◆ Prompt
Filter these entries so that only lines with the word "verified" remain.

(Stored data)
▽
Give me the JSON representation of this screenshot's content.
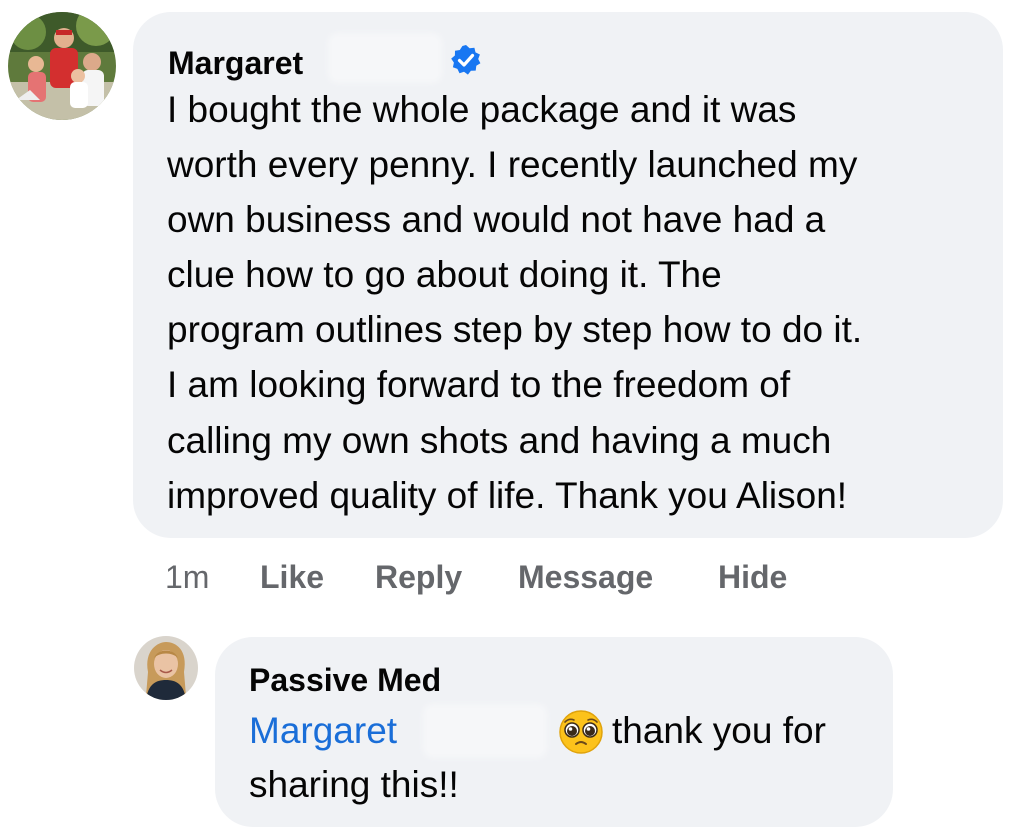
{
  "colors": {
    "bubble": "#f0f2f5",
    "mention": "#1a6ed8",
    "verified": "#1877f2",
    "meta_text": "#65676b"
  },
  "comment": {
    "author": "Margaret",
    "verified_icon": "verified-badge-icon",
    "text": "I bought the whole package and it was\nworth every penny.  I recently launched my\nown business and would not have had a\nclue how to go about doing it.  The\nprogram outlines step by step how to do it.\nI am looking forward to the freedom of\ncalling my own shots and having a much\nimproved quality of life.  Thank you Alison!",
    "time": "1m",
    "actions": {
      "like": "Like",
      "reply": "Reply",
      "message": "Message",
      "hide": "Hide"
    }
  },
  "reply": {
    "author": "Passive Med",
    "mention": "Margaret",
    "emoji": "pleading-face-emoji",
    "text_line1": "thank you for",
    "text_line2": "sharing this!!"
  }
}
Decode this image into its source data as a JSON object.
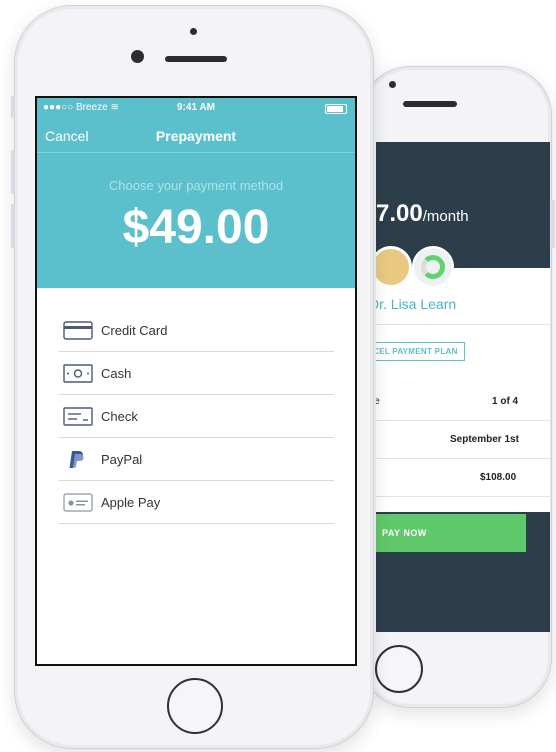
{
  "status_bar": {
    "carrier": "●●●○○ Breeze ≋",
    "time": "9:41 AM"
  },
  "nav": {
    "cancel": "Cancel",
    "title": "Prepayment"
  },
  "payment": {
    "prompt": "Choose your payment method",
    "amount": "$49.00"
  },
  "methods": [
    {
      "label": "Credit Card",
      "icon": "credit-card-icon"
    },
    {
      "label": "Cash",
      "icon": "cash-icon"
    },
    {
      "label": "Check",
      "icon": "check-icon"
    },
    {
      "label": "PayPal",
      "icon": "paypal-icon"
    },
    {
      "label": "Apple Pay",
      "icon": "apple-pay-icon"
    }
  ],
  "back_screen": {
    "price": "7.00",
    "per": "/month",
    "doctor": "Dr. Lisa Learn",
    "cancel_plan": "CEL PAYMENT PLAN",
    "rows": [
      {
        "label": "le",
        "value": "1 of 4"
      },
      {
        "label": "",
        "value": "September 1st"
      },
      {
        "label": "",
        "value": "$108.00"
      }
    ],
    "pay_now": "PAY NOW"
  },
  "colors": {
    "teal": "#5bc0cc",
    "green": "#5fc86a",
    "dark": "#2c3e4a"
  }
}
△
◆ In response
    "verified": "#1877f2",
    "verified_icon": "verified-badge-icon",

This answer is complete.